Dataset records:
================

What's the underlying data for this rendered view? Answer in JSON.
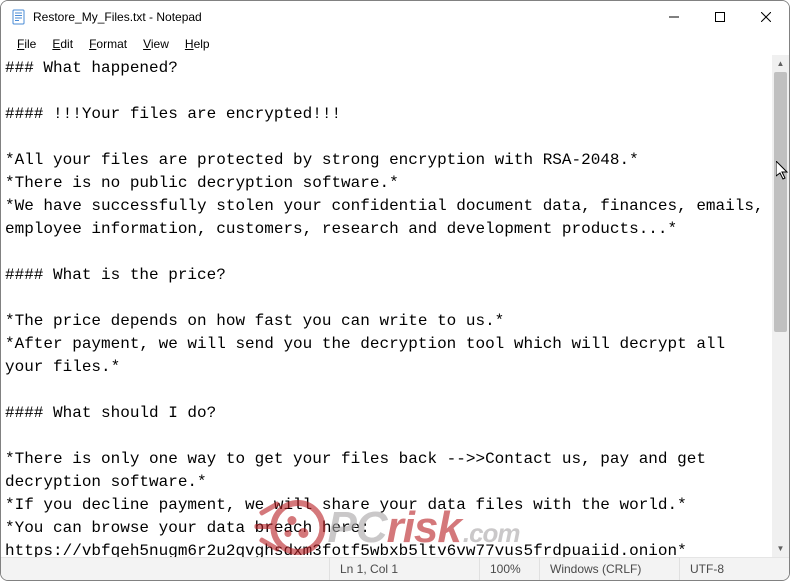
{
  "window": {
    "title": "Restore_My_Files.txt - Notepad"
  },
  "menu": {
    "file": "File",
    "edit": "Edit",
    "format": "Format",
    "view": "View",
    "help": "Help"
  },
  "content": "### What happened?\n\n#### !!!Your files are encrypted!!!\n\n*All your files are protected by strong encryption with RSA-2048.*\n*There is no public decryption software.*\n*We have successfully stolen your confidential document data, finances, emails, employee information, customers, research and development products...*\n\n#### What is the price?\n\n*The price depends on how fast you can write to us.*\n*After payment, we will send you the decryption tool which will decrypt all your files.*\n\n#### What should I do?\n\n*There is only one way to get your files back -->>Contact us, pay and get decryption software.*\n*If you decline payment, we will share your data files with the world.*\n*You can browse your data breach here:\nhttps://vbfqeh5nugm6r2u2qvghsdxm3fotf5wbxb5ltv6vw77vus5frdpuaiid.onion*\n(You should download and install TOR browser first hxxps://torproject.org)",
  "status": {
    "ln": "Ln 1, Col 1",
    "zoom": "100%",
    "eol": "Windows (CRLF)",
    "encoding": "UTF-8"
  },
  "watermark": {
    "pc": "PC",
    "risk": "risk",
    "com": ".com"
  }
}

================

# Task prompt
Search the data for the word "view" and copy each line where it appears.

# Task response
What's the underlying data for this rendered view? Answer in JSON.
    "view": "View",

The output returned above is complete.